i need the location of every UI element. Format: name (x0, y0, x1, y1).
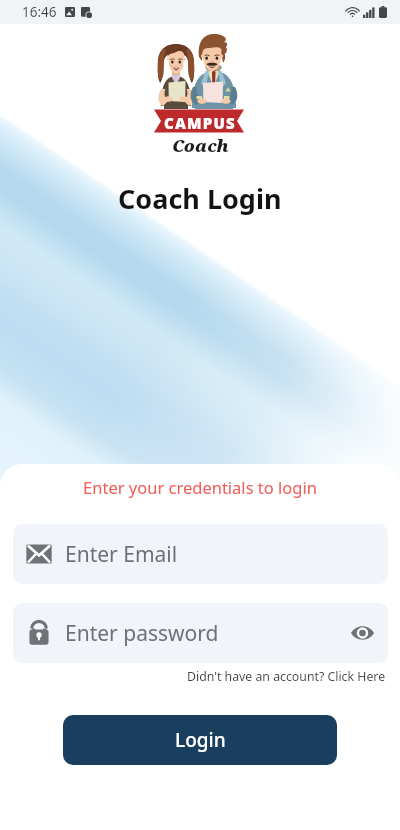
button[interactable]: Enter Email (13, 524, 388, 584)
staticText: Enter your credentials to login (0, 476, 400, 498)
staticText: Login (175, 727, 226, 753)
other: Show password (351, 625, 374, 641)
staticText: Coach (172, 134, 229, 157)
staticText: Coach Login (118, 180, 282, 217)
staticText: Enter Email (65, 540, 178, 569)
button[interactable]: Login (63, 715, 337, 765)
staticText: Enter password (65, 619, 219, 648)
button[interactable]: Didn't have an account? Click Here (187, 668, 386, 685)
staticText: CAMPUS (164, 113, 236, 133)
staticText: 16:46 (22, 3, 57, 21)
button[interactable]: Enter password (13, 603, 388, 663)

Given exercise:
Please write out the lines from the one containing "button[interactable]: Enter Email" up to and including the last line above, unchanged.

Finished answer:
button[interactable]: Enter Email (13, 524, 388, 584)
staticText: Enter your credentials to login (0, 476, 400, 498)
staticText: Login (175, 727, 226, 753)
other: Show password (351, 625, 374, 641)
staticText: Coach (172, 134, 229, 157)
staticText: Coach Login (118, 180, 282, 217)
staticText: Enter Email (65, 540, 178, 569)
button[interactable]: Login (63, 715, 337, 765)
staticText: Enter password (65, 619, 219, 648)
button[interactable]: Didn't have an account? Click Here (187, 668, 386, 685)
staticText: CAMPUS (164, 113, 236, 133)
staticText: 16:46 (22, 3, 57, 21)
button[interactable]: Enter password (13, 603, 388, 663)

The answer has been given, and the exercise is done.